Within the material below, find each line bearing the word "maart" and present it.

● ● ●

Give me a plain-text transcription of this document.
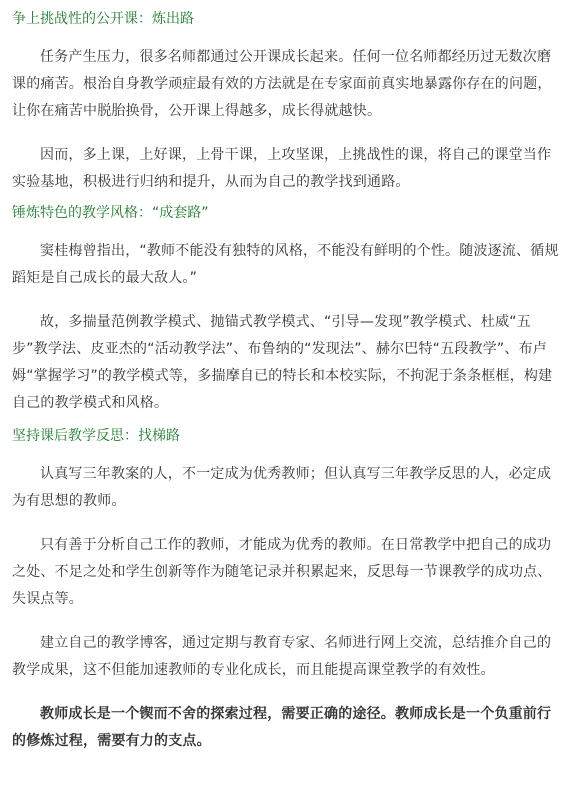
争上挑战性的公开课：炼出路

任务产生压力，很多名师都通过公开课成长起来。任何一位名师都经历过无数次磨课的痛苦。根治自身教学顽症最有效的方法就是在专家面前真实地暴露你存在的问题，让你在痛苦中脱胎换骨，公开课上得越多，成长得就越快。

因而，多上课，上好课，上骨干课，上攻坚课，上挑战性的课，将自己的课堂当作实验基地，积极进行归纳和提升，从而为自己的教学找到通路。

锤炼特色的教学风格：“成套路”

窦桂梅曾指出，“教师不能没有独特的风格，不能没有鲜明的个性。随波逐流、循规蹈矩是自己成长的最大敌人。”

故，多揣量范例教学模式、抛锚式教学模式、“引导—发现”教学模式、杜威“五步”教学法、皮亚杰的“活动教学法”、布鲁纳的“发现法”、赫尔巴特“五段教学”、布卢姆“掌握学习”的教学模式等，多揣摩自已的特长和本校实际，不拘泥于条条框框，构建自己的教学模式和风格。

坚持课后教学反思：找梯路

认真写三年教案的人，不一定成为优秀教师；但认真写三年教学反思的人，必定成为有思想的教师。

只有善于分析自己工作的教师，才能成为优秀的教师。在日常教学中把自己的成功之处、不足之处和学生创新等作为随笔记录并积累起来，反思每一节课教学的成功点、失误点等。

建立自己的教学博客，通过定期与教育专家、名师进行网上交流，总结推介自己的教学成果，这不但能加速教师的专业化成长，而且能提高课堂教学的有效性。

教师成长是一个锲而不舍的探索过程，需要正确的途径。教师成长是一个负重前行的修炼过程，需要有力的支点。
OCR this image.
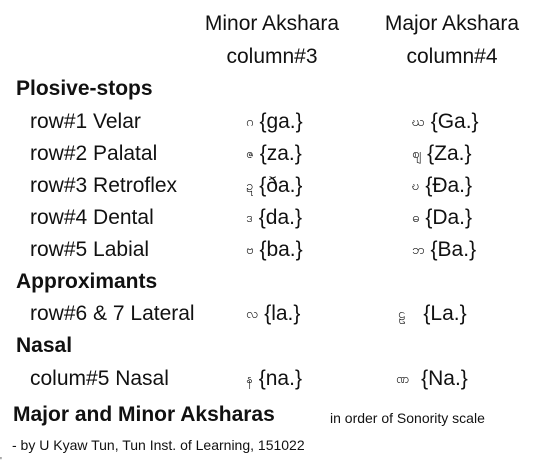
Minor Akshara
column#3
Major Akshara
column#4
Plosive-stops
Approximants
Nasal
row#1 Velar	ဂ {ga.}	ဃ {Ga.}
row#2 Palatal	ဇ {za.}	ဈ {Za.}
row#3 Retroflex	ဍ {ða.}	ဎ {Ða.}
row#4 Dental	ဒ {da.}	ဓ {Da.}
row#5 Labial	ဗ {ba.}	ဘ {Ba.}
row#6 & 7 Lateral	လ {la.}	ဠ {La.}
colum#5 Nasal	န {na.}	ဏ {Na.}
Major and Minor Aksharas	in order of Sonority scale
- by U Kyaw Tun, Tun Inst. of Learning, 151022
'
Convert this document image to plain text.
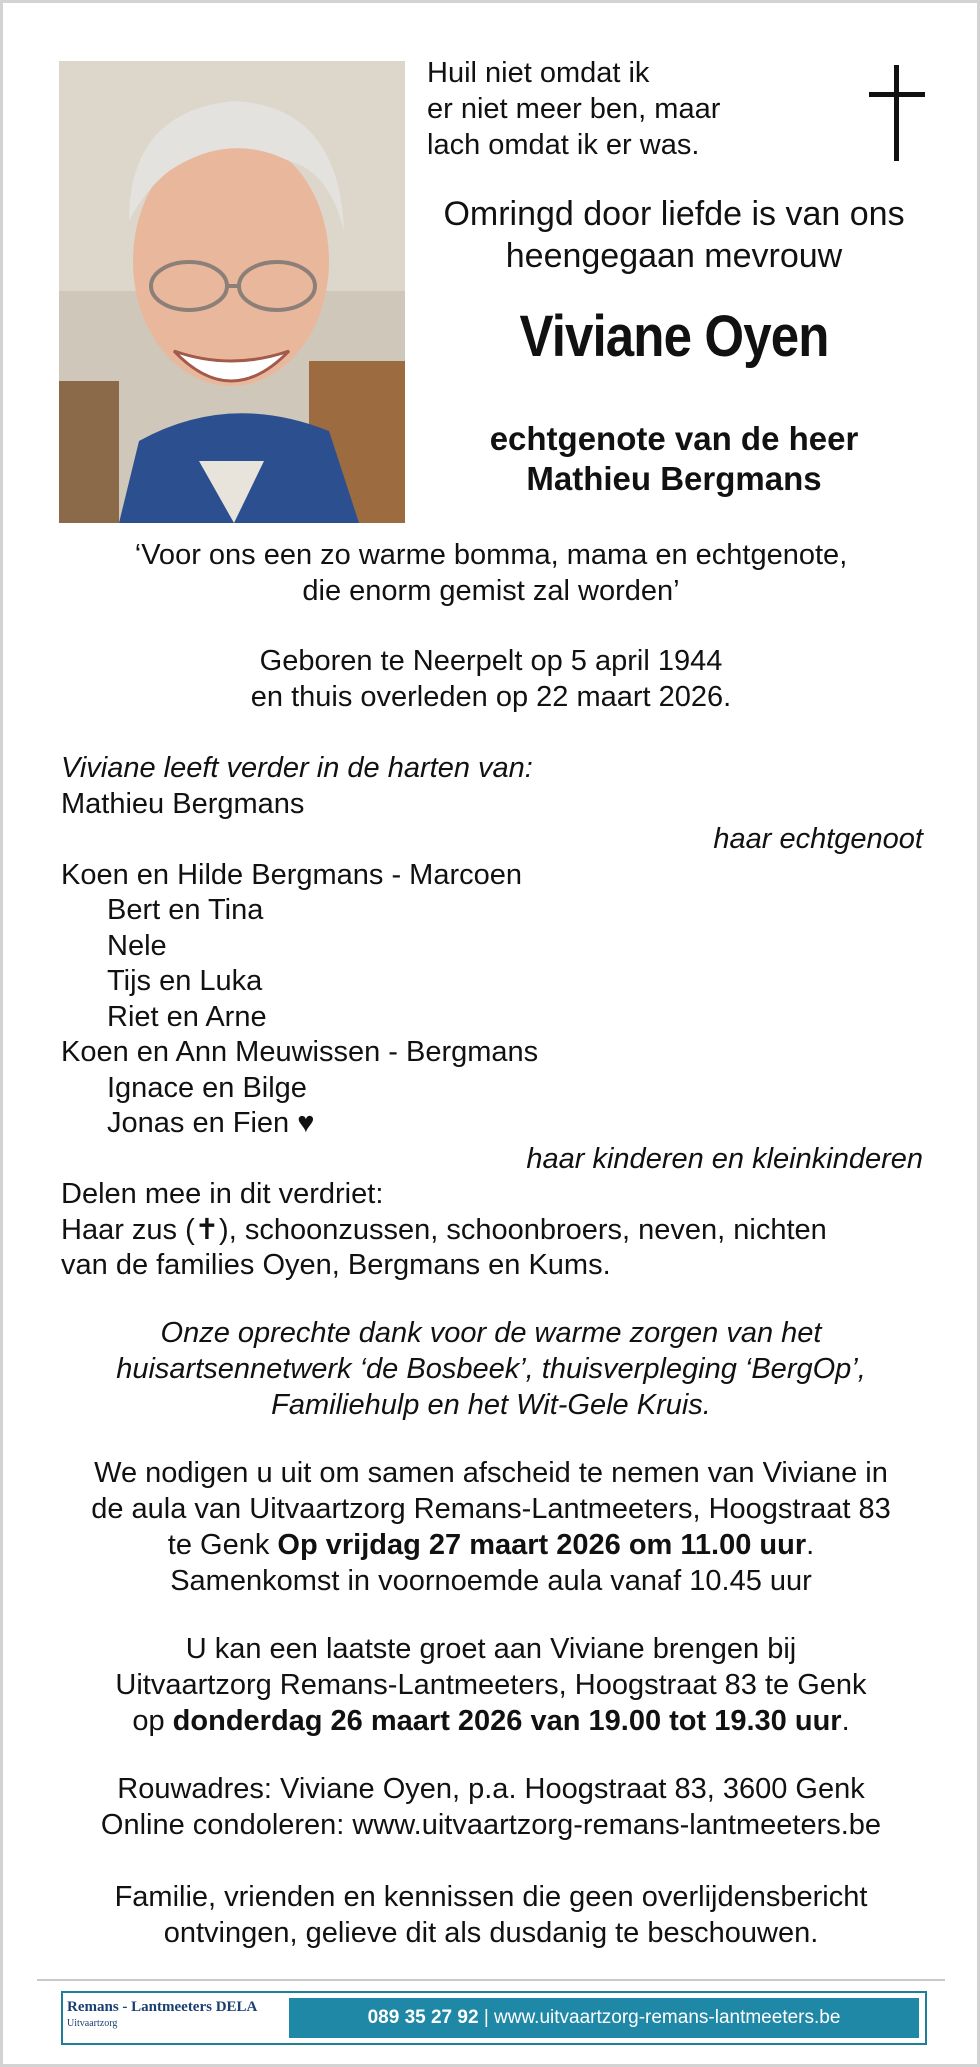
Huil niet omdat ik
er niet meer ben, maar
lach omdat ik er was.
Omringd door liefde is van ons
heengegaan mevrouw
Viviane Oyen
echtgenote van de heer
Mathieu Bergmans
‘Voor ons een zo warme bomma, mama en echtgenote,
die enorm gemist zal worden’
Geboren te Neerpelt op 5 april 1944
en thuis overleden op 22 maart 2026.
Viviane leeft verder in de harten van:
Mathieu Bergmans
haar echtgenoot
Koen en Hilde Bergmans - Marcoen
Bert en Tina
Nele
Tijs en Luka
Riet en Arne
Koen en Ann Meuwissen - Bergmans
Ignace en Bilge
Jonas en Fien ♥
haar kinderen en kleinkinderen
Delen mee in dit verdriet:
Haar zus (✝), schoonzussen, schoonbroers, neven, nichten
van de families Oyen, Bergmans en Kums.
Onze oprechte dank voor de warme zorgen van het
huisartsennetwerk ‘de Bosbeek’, thuisverpleging ‘BergOp’,
Familiehulp en het Wit-Gele Kruis.
We nodigen u uit om samen afscheid te nemen van Viviane in
de aula van Uitvaartzorg Remans-Lantmeeters, Hoogstraat 83
te Genk Op vrijdag 27 maart 2026 om 11.00 uur.
Samenkomst in voornoemde aula vanaf 10.45 uur
U kan een laatste groet aan Viviane brengen bij
Uitvaartzorg Remans-Lantmeeters, Hoogstraat 83 te Genk
op donderdag 26 maart 2026 van 19.00 tot 19.30 uur.
Rouwadres: Viviane Oyen, p.a. Hoogstraat 83, 3600 Genk
Online condoleren: www.uitvaartzorg-remans-lantmeeters.be
Familie, vrienden en kennissen die geen overlijdensbericht
ontvingen, gelieve dit als dusdanig te beschouwen.
Remans - Lantmeeters DELA
Uitvaartzorg	089 35 27 92 | www.uitvaartzorg-remans-lantmeeters.be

● ● ●

▸ Result below:
en thuis overleden op 22 maart 2026.
te Genk Op vrijdag 27 maart 2026 om 11.00 uur.
op donderdag 26 maart 2026 van 19.00 tot 19.30 uur.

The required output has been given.